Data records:
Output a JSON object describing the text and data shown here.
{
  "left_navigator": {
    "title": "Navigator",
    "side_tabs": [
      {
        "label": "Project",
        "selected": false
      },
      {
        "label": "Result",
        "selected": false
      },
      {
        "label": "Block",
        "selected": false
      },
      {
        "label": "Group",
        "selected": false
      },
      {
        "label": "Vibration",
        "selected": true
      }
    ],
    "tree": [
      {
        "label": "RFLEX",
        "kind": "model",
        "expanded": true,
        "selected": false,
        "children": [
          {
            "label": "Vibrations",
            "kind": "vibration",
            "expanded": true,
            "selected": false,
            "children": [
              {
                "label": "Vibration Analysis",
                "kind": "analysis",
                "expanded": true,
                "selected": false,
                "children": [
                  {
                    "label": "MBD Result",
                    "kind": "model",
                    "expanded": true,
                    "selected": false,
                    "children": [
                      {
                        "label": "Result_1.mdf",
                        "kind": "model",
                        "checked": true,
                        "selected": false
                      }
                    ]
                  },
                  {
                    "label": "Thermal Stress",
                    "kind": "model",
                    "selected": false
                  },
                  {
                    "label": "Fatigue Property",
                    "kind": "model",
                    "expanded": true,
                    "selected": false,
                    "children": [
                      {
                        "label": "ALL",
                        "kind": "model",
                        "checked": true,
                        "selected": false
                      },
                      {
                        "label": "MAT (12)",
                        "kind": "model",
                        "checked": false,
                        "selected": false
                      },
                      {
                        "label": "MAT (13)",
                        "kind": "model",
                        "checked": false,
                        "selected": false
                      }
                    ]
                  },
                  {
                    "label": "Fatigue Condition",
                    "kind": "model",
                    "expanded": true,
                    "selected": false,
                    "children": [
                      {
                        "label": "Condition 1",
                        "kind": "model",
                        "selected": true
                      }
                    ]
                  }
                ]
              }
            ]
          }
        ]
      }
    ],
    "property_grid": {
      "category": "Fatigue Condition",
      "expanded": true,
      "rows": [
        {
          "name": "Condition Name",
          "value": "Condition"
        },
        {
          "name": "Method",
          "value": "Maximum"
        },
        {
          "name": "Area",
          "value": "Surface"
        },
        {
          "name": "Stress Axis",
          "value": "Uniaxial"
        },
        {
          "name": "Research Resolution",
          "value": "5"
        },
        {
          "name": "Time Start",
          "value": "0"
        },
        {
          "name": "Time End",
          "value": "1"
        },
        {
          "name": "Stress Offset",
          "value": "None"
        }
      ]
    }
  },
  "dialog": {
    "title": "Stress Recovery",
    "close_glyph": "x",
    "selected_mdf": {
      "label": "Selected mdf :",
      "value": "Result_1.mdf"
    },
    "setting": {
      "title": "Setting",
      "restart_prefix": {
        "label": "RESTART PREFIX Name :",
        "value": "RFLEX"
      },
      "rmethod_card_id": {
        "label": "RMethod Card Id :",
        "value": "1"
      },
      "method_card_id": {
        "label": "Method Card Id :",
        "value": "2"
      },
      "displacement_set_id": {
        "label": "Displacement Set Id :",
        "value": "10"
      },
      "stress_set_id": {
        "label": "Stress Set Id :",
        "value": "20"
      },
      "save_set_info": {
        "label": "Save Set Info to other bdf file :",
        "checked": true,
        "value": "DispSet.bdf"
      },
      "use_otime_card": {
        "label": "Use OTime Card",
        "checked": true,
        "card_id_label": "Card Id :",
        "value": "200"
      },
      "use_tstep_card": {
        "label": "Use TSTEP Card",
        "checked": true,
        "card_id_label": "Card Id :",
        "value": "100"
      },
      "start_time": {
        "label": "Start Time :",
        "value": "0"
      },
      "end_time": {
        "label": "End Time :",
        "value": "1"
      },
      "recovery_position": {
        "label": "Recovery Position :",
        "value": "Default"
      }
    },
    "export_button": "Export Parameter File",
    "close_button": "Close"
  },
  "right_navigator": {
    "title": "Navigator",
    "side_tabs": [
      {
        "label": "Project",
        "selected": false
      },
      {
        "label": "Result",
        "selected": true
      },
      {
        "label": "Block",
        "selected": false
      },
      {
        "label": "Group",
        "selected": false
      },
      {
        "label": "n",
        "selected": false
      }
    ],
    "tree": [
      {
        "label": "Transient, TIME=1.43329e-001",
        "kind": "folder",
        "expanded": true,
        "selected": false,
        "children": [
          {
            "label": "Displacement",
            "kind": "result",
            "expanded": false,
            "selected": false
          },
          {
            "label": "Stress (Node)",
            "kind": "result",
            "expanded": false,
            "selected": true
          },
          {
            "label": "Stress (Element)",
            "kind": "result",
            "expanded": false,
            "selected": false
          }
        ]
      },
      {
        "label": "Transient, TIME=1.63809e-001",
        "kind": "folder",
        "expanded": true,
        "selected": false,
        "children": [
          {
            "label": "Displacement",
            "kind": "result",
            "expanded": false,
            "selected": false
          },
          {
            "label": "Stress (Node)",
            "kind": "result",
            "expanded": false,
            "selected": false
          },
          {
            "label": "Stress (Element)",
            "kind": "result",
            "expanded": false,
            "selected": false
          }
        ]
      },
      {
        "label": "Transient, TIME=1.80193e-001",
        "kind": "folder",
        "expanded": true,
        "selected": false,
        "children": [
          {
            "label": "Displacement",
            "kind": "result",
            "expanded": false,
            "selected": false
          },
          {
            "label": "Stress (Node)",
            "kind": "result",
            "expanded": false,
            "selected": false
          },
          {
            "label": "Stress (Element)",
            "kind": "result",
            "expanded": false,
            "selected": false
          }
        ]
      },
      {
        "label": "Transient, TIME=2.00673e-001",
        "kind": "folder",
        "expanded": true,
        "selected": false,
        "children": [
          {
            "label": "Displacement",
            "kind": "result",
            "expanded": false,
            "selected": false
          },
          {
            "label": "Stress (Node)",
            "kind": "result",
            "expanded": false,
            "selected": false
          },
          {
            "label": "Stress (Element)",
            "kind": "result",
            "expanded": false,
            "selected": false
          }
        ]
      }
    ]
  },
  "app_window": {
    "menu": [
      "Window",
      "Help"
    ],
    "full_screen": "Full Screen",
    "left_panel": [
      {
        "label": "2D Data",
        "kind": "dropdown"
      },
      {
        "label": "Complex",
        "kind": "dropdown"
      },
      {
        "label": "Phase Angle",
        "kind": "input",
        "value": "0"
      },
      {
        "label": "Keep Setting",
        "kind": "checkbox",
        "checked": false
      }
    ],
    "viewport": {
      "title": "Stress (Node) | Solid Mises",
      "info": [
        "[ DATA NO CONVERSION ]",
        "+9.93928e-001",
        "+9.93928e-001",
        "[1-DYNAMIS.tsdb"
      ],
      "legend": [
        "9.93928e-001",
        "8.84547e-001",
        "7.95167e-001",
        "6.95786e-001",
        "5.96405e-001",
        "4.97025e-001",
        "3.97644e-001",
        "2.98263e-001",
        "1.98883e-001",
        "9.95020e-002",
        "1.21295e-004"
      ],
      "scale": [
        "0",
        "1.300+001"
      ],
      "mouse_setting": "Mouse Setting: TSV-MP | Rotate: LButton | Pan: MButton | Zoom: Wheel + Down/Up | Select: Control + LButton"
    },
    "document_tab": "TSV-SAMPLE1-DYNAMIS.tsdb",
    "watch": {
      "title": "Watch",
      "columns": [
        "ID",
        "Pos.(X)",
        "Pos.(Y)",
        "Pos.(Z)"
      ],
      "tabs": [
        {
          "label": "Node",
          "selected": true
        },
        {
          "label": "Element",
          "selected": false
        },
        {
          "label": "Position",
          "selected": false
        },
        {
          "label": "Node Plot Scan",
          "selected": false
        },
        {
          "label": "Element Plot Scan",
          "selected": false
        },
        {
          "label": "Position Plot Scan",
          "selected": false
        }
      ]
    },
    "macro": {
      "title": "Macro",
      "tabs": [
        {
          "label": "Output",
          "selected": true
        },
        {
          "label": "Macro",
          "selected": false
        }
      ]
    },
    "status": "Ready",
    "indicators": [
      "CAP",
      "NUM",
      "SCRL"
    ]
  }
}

• _Exercise aim_:
Find each line with the string "Output" and copy it out.

• _Response to the exercise_:
Output a JSON object describing the text and data shown here.
          "label": "Output",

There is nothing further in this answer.